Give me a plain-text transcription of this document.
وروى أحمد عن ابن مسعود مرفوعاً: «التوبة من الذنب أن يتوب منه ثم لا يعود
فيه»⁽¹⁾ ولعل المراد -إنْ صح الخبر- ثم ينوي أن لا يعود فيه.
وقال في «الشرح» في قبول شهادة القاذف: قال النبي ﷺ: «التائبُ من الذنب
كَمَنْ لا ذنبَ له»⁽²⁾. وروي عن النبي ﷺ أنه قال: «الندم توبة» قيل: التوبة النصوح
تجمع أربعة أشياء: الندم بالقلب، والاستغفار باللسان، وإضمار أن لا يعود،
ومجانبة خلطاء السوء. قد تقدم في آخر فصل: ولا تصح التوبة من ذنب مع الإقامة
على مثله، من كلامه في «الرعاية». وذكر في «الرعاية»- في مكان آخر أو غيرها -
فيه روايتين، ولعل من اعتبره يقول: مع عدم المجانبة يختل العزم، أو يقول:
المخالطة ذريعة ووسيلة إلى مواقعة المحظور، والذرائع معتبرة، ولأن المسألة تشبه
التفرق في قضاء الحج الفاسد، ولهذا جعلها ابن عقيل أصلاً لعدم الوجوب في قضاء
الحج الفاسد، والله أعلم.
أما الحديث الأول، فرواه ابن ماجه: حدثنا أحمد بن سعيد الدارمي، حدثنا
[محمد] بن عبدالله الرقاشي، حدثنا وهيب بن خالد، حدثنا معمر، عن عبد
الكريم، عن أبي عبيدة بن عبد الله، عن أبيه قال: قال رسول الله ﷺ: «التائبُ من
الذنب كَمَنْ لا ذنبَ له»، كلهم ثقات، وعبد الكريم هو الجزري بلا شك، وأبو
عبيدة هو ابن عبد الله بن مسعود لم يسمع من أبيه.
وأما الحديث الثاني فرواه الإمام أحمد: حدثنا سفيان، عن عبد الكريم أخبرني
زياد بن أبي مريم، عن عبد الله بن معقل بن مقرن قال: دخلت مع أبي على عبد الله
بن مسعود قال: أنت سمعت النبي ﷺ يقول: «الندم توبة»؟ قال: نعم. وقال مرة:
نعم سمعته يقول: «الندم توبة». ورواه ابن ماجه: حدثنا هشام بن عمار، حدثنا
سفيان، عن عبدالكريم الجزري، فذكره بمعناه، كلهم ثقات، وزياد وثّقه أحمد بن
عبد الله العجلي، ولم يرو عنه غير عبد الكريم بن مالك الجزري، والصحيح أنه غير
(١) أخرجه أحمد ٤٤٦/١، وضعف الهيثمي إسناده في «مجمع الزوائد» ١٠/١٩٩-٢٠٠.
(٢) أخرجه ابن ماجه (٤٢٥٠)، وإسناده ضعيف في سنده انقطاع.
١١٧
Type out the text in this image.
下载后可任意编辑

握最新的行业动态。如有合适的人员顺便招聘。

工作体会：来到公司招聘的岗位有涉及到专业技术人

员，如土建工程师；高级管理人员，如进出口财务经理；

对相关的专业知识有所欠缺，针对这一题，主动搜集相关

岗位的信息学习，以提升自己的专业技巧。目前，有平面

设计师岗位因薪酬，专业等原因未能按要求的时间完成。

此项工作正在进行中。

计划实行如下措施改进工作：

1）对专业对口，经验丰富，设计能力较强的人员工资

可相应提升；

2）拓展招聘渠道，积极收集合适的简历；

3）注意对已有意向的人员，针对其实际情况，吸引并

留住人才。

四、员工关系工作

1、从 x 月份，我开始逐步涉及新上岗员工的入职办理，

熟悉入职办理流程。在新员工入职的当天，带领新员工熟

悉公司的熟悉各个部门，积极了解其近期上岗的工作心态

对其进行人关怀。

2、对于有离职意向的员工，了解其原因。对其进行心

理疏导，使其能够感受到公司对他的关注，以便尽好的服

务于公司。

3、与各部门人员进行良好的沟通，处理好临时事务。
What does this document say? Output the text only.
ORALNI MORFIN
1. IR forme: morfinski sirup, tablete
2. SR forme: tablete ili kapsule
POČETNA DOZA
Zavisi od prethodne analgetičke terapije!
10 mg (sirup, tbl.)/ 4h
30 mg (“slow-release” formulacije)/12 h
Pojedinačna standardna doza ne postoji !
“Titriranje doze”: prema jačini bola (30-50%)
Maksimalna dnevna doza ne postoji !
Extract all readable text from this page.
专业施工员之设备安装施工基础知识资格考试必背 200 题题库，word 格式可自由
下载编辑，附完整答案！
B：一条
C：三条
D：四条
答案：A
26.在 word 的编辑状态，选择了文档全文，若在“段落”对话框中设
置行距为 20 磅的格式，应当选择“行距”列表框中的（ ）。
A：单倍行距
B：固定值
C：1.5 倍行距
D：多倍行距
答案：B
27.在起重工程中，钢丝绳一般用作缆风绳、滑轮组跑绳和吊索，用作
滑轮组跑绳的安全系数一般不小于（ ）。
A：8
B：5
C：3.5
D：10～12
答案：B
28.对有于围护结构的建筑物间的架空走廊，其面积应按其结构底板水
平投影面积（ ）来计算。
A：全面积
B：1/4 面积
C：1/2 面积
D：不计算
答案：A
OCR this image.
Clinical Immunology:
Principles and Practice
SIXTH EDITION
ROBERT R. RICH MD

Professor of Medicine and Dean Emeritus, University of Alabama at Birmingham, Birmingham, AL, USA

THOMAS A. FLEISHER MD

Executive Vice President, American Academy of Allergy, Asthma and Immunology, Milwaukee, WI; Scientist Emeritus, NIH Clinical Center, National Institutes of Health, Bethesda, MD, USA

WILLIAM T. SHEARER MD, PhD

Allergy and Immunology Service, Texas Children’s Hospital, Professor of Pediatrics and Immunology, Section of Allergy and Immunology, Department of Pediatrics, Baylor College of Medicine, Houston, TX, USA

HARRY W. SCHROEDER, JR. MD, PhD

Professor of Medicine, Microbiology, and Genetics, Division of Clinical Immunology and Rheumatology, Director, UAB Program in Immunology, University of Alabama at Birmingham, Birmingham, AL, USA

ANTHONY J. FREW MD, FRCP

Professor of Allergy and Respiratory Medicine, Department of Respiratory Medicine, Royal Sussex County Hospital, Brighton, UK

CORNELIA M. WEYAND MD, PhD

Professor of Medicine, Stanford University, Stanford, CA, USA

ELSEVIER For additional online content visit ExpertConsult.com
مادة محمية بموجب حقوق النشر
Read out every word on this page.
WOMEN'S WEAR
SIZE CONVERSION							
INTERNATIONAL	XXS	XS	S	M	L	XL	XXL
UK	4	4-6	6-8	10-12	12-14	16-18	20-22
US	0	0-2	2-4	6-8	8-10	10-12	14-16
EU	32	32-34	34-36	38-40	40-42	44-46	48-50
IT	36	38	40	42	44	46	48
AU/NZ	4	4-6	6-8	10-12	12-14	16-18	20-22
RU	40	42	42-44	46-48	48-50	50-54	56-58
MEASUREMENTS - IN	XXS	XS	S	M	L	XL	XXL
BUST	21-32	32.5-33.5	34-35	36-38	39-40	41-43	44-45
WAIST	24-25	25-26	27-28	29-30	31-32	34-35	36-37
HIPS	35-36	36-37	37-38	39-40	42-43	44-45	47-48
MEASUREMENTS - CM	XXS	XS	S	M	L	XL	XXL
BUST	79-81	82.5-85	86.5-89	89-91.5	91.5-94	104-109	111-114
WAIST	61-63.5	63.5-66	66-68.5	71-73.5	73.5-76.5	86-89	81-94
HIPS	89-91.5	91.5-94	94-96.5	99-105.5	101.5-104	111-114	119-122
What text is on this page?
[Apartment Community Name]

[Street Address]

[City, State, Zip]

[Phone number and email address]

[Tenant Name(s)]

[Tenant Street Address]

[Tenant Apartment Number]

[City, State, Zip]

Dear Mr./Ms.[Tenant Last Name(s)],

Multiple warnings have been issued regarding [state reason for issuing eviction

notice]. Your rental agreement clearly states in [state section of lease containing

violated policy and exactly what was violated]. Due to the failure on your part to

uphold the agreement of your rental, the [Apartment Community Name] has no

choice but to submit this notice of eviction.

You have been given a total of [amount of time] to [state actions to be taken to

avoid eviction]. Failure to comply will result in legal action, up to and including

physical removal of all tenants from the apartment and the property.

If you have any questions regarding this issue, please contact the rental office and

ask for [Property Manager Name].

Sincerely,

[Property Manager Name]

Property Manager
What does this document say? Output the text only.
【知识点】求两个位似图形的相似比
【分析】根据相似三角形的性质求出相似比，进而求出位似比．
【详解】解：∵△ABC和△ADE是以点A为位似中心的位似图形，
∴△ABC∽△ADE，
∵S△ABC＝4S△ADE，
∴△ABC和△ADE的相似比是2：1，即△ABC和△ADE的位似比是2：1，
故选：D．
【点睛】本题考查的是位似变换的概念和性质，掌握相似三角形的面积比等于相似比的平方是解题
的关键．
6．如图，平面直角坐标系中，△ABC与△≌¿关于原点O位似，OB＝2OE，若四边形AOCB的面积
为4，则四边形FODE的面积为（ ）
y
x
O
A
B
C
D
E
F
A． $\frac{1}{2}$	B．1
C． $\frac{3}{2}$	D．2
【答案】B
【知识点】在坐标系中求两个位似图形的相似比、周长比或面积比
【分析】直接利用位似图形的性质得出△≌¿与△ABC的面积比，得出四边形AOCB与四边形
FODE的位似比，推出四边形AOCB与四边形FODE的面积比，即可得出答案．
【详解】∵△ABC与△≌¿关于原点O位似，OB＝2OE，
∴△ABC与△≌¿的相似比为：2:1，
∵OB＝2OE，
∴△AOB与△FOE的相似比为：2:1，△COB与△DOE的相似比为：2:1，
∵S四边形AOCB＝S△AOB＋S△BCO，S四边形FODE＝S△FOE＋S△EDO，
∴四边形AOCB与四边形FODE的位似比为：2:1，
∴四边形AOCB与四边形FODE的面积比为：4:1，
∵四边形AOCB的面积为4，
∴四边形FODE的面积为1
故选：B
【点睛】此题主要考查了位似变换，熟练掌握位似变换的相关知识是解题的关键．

- _Do this_: Each line holding the word "الذنب" counts once; report the total and nothing else.

- _Written solution_: 3